# What you need to do:
In the entries that follow, how many lines contain the word "false"? Answer with the number only.

# Data section:
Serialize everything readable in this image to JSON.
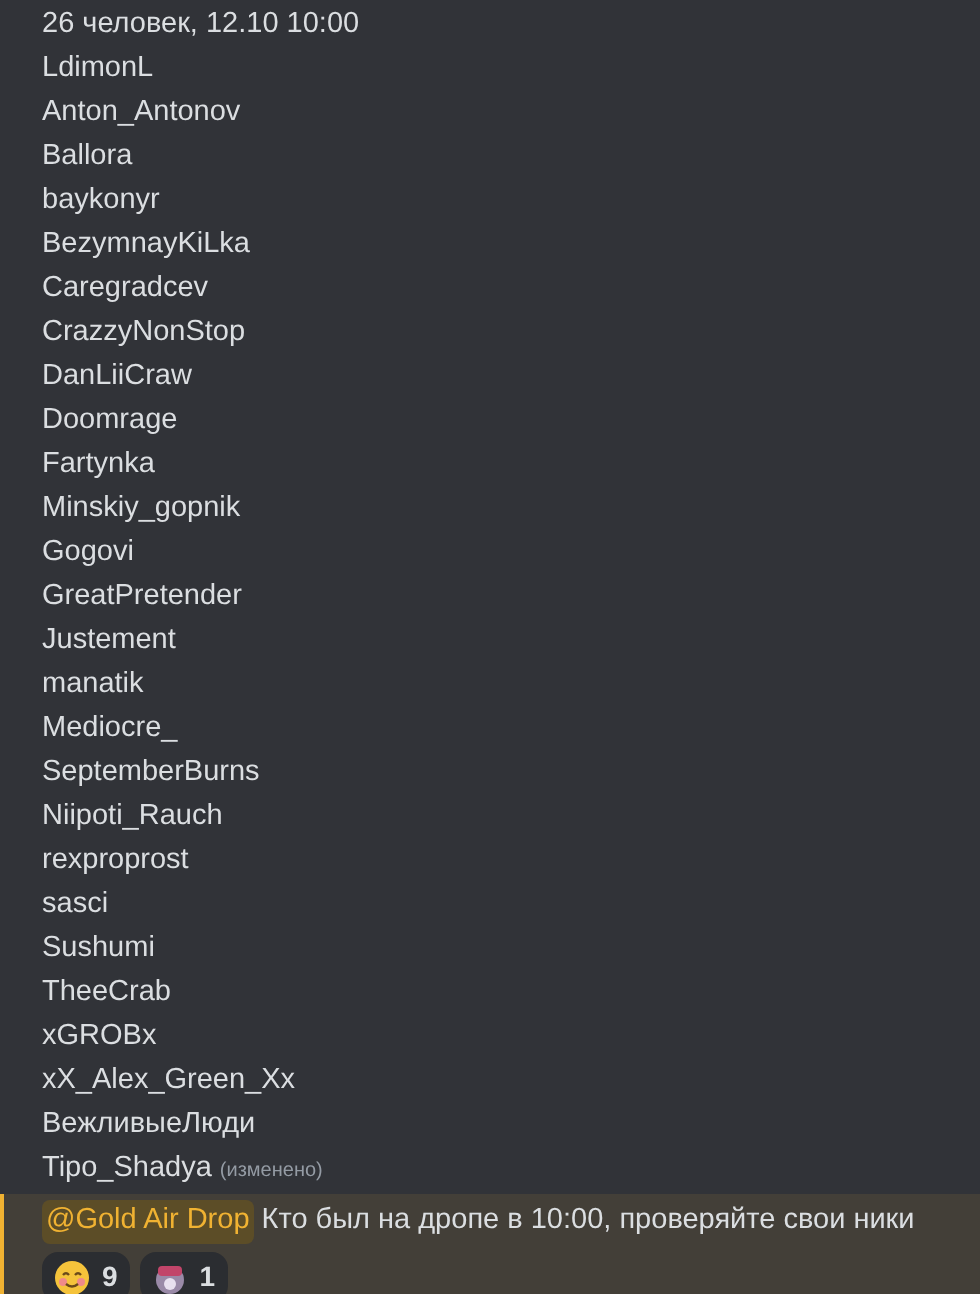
{
  "header": "26 человек, 12.10 10:00",
  "names": [
    "LdimonL",
    "Anton_Antonov",
    "Ballora",
    "baykonyr",
    "BezymnayKiLka",
    "Caregradcev",
    "CrazzyNonStop",
    "DanLiiCraw",
    "Doomrage",
    "Fartynka",
    "Minskiy_gopnik",
    "Gogovi",
    "GreatPretender",
    "Justement",
    "manatik",
    "Mediocre_",
    "SeptemberBurns",
    "Niipoti_Rauch",
    "rexproprost",
    "sasci",
    "Sushumi",
    "TheeCrab",
    "xGROBx",
    "xX_Alex_Green_Xx",
    "ВежливыеЛюди",
    "Tipo_Shadya"
  ],
  "edited_label": "(изменено)",
  "mention_message": {
    "mention": "@Gold Air Drop",
    "text": "Кто был на дропе в 10:00, проверяйте свои ники"
  },
  "reactions": [
    {
      "kind": "smile",
      "count": "9"
    },
    {
      "kind": "custom",
      "count": "1"
    }
  ]
}
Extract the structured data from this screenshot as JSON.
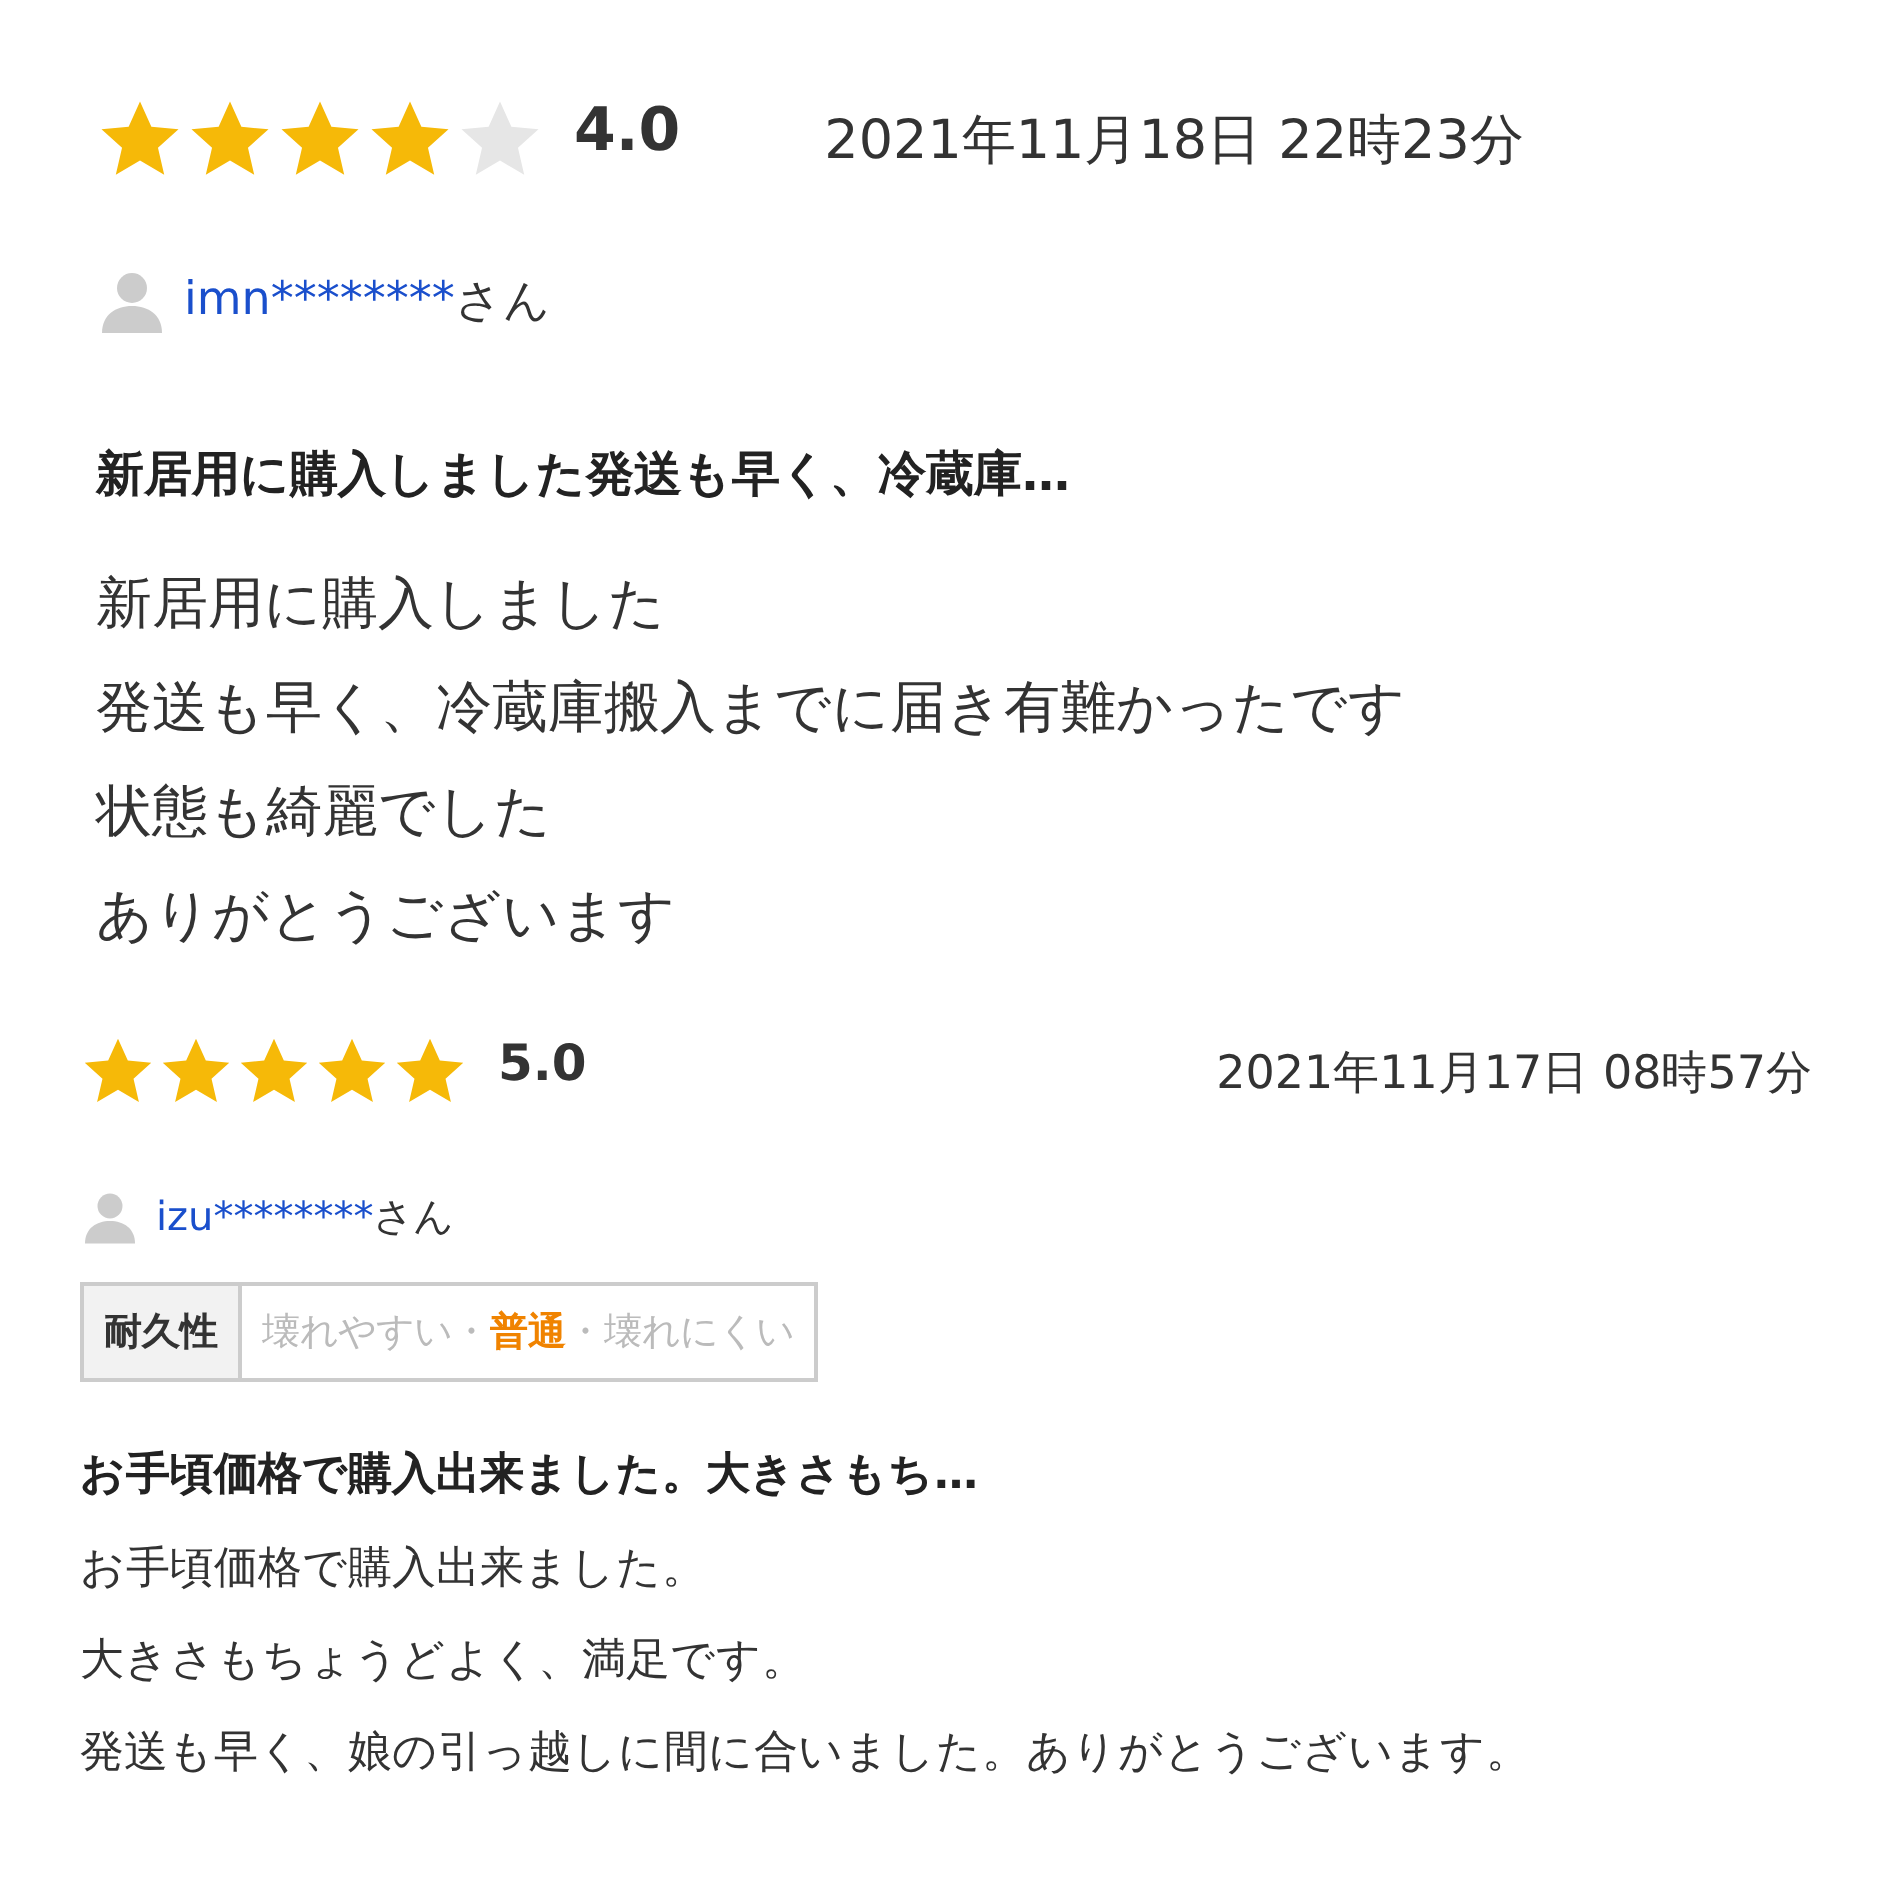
{
  "reviews": [
    {
      "stars": 4,
      "rating": "4.0",
      "date": "2021年11月18日 22時23分",
      "user": "imn********",
      "honorific": "さん",
      "title": "新居用に購入しました発送も早く、冷蔵庫…",
      "body": [
        "新居用に購入しました",
        "発送も早く、冷蔵庫搬入までに届き有難かったです",
        "状態も綺麗でした",
        "ありがとうございます"
      ]
    },
    {
      "stars": 5,
      "rating": "5.0",
      "date": "2021年11月17日 08時57分",
      "user": "izu********",
      "honorific": "さん",
      "attributes": [
        {
          "label": "耐久性",
          "separator": "・",
          "options": [
            {
              "text": "壊れやすい",
              "selected": false
            },
            {
              "text": "普通",
              "selected": true
            },
            {
              "text": "壊れにくい",
              "selected": false
            }
          ]
        }
      ],
      "title": "お手頃価格で購入出来ました。大きさもち…",
      "body": [
        "お手頃価格で購入出来ました。",
        "大きさもちょうどよく、満足です。",
        "発送も早く、娘の引っ越しに間に合いました。ありがとうございます。"
      ]
    }
  ]
}
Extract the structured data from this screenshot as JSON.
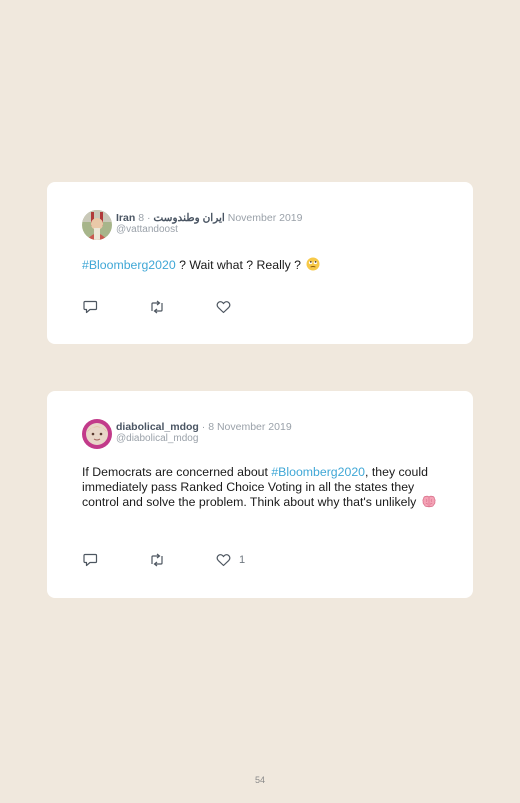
{
  "tweets": [
    {
      "author_name": "Iran ایران وطندوست",
      "separator": "·",
      "date": "8 November 2019",
      "handle": "@vattandoost",
      "text_hashtag": "#Bloomberg2020",
      "text_after": " ? Wait what ? Really ?",
      "emoji_icon": "face-with-rolling-eyes-icon",
      "likes": ""
    },
    {
      "author_name": "diabolical_mdog",
      "separator": "·",
      "date": "8 November 2019",
      "handle": "@diabolical_mdog",
      "text_before": "If Democrats are concerned about ",
      "text_hashtag": "#Bloomberg2020",
      "text_after": ", they could immediately pass Ranked Choice Voting in all the states they control and solve the problem. Think about why that's unlikely",
      "emoji_icon": "brain-icon",
      "likes": "1"
    }
  ],
  "page_number": "54",
  "colors": {
    "background": "#f0e8dd",
    "card": "#ffffff",
    "hashtag": "#3fa7d6",
    "muted": "#9aa1a9"
  }
}
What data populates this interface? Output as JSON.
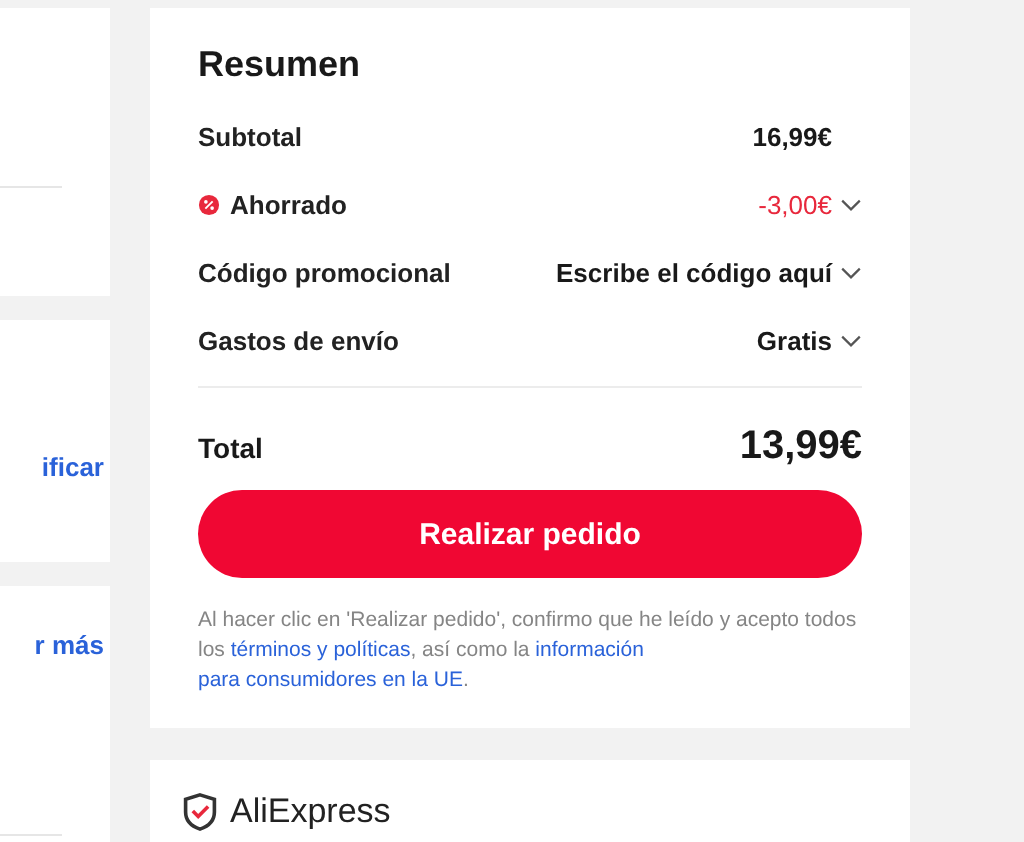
{
  "left_cards": [
    {
      "divider": true
    },
    {
      "link": "ificar",
      "divider": false
    },
    {
      "link": "r más",
      "divider": true
    }
  ],
  "summary": {
    "title": "Resumen",
    "rows": [
      {
        "kind": "plain",
        "label": "Subtotal",
        "value": "16,99€",
        "chevron": false
      },
      {
        "kind": "discount",
        "label": "Ahorrado",
        "value": "-3,00€",
        "chevron": true
      },
      {
        "kind": "plain",
        "label": "Código promocional",
        "value": "Escribe el código aquí",
        "chevron": true
      },
      {
        "kind": "plain",
        "label": "Gastos de envío",
        "value": "Gratis",
        "chevron": true
      }
    ],
    "total_label": "Total",
    "total_value": "13,99€",
    "button": "Realizar pedido",
    "disclaimer": [
      {
        "kind": "text",
        "text": "Al hacer clic en 'Realizar pedido', confirmo que he leído y acepto todos los "
      },
      {
        "kind": "link",
        "text": "términos y políticas"
      },
      {
        "kind": "text",
        "text": ", así como la "
      },
      {
        "kind": "link",
        "text": "información"
      },
      {
        "kind": "link",
        "text": "para consumidores en la UE"
      },
      {
        "kind": "text",
        "text": "."
      }
    ]
  },
  "brand": {
    "name": "AliExpress"
  }
}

# Output for this task:
4